Only lines with the word "information" are needed; collect each of them from the listing below.

- - - - - - -

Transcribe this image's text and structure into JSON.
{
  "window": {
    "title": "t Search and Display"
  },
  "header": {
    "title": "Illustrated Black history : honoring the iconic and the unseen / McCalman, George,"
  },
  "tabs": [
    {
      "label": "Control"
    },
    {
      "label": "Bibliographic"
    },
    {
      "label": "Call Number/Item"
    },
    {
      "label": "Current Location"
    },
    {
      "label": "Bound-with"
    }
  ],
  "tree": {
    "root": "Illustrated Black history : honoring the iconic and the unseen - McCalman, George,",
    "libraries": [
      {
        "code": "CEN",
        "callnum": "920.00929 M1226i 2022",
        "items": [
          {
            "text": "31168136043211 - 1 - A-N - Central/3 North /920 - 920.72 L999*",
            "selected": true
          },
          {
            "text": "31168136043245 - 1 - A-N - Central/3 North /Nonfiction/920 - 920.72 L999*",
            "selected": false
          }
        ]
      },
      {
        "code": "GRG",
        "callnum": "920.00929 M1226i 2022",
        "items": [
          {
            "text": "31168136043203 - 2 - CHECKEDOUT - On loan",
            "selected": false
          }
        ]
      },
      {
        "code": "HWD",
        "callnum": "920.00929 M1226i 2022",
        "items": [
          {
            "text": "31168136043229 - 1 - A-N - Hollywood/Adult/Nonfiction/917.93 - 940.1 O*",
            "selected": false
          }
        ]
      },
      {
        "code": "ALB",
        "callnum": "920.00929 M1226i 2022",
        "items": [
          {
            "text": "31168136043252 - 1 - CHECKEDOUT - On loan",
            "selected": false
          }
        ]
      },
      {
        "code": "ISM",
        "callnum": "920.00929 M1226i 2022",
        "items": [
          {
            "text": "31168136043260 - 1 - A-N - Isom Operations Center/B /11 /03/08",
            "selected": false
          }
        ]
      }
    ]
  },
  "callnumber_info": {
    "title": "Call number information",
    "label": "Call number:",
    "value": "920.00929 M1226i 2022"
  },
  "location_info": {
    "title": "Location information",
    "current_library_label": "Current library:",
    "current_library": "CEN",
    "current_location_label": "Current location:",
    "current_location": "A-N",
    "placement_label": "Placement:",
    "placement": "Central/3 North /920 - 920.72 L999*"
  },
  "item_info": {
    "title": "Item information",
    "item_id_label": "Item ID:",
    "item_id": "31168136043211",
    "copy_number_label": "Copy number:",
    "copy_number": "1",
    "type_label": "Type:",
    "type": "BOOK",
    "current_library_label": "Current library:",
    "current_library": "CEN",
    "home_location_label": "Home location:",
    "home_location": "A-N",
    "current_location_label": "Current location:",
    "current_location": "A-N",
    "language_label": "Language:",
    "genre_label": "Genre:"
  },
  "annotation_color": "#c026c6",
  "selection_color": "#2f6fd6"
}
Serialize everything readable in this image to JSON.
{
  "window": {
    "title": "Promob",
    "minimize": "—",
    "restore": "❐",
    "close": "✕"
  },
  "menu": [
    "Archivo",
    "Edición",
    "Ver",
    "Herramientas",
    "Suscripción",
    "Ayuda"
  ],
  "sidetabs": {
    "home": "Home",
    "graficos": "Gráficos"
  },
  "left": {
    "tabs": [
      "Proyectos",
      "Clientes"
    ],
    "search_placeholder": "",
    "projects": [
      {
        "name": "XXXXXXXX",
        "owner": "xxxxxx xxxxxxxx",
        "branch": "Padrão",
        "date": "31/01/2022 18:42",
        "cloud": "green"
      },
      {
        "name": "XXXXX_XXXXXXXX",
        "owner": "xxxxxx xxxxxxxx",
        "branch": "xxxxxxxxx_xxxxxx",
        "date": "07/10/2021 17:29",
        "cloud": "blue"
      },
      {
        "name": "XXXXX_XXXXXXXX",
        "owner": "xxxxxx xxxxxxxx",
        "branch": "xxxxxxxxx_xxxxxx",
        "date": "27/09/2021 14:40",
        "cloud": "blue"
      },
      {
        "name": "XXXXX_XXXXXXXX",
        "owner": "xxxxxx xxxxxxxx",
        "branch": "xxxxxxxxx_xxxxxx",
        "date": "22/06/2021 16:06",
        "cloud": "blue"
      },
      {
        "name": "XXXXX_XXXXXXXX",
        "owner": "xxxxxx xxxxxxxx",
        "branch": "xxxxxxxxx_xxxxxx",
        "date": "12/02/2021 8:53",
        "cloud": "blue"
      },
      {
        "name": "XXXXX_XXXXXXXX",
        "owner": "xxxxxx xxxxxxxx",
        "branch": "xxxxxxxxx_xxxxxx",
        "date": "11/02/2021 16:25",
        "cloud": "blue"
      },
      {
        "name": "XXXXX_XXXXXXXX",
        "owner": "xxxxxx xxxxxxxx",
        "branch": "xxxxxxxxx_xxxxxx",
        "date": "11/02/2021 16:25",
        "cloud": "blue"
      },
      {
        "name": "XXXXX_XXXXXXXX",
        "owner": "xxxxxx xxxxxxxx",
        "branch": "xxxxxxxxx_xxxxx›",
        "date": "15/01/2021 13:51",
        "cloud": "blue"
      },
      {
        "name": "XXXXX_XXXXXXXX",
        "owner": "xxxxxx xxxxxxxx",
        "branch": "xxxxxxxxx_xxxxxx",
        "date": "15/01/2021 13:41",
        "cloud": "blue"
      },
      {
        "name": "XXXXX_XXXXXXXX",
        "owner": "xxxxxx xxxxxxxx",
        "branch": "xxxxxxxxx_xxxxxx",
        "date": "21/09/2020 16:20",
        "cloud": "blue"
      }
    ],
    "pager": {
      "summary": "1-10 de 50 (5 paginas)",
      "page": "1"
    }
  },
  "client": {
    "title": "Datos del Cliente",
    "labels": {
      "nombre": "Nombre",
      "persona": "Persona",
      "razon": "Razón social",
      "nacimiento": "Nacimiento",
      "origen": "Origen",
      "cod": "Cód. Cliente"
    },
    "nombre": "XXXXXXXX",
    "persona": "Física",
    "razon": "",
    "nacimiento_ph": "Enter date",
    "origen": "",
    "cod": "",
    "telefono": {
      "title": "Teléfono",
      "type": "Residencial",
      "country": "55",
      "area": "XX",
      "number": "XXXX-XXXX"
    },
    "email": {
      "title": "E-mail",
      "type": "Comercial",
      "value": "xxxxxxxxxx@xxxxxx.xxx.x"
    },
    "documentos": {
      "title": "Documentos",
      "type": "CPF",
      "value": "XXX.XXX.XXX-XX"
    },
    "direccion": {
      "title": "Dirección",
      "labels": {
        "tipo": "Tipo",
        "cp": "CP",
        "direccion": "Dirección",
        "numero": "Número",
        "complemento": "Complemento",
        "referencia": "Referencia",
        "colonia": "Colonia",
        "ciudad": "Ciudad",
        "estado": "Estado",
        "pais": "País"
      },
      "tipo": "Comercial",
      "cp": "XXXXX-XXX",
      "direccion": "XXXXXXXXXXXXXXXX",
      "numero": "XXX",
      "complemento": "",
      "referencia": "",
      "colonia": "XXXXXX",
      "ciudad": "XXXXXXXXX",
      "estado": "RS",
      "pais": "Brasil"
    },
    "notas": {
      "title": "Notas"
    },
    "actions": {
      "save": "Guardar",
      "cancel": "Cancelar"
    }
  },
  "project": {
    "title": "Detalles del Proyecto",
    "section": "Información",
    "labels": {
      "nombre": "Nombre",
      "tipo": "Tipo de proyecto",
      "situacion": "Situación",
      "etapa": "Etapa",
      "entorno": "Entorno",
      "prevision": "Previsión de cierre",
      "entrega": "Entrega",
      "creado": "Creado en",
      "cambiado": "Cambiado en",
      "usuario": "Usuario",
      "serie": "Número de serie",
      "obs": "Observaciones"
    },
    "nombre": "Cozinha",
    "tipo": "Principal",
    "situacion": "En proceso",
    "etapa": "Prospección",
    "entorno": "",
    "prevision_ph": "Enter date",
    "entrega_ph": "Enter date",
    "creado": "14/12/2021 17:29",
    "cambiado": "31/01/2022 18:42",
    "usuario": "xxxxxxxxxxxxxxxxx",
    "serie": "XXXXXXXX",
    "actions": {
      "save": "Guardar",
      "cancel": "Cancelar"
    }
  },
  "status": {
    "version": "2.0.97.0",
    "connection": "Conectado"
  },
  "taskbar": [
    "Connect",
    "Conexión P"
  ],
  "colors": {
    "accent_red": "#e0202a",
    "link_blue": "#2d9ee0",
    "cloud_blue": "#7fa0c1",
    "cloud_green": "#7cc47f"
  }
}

- - - - - - -

*SOLUTION TO THE PROBLEM:*
    "title": "Call number information",
    "title": "Location information",
    "title": "Item information",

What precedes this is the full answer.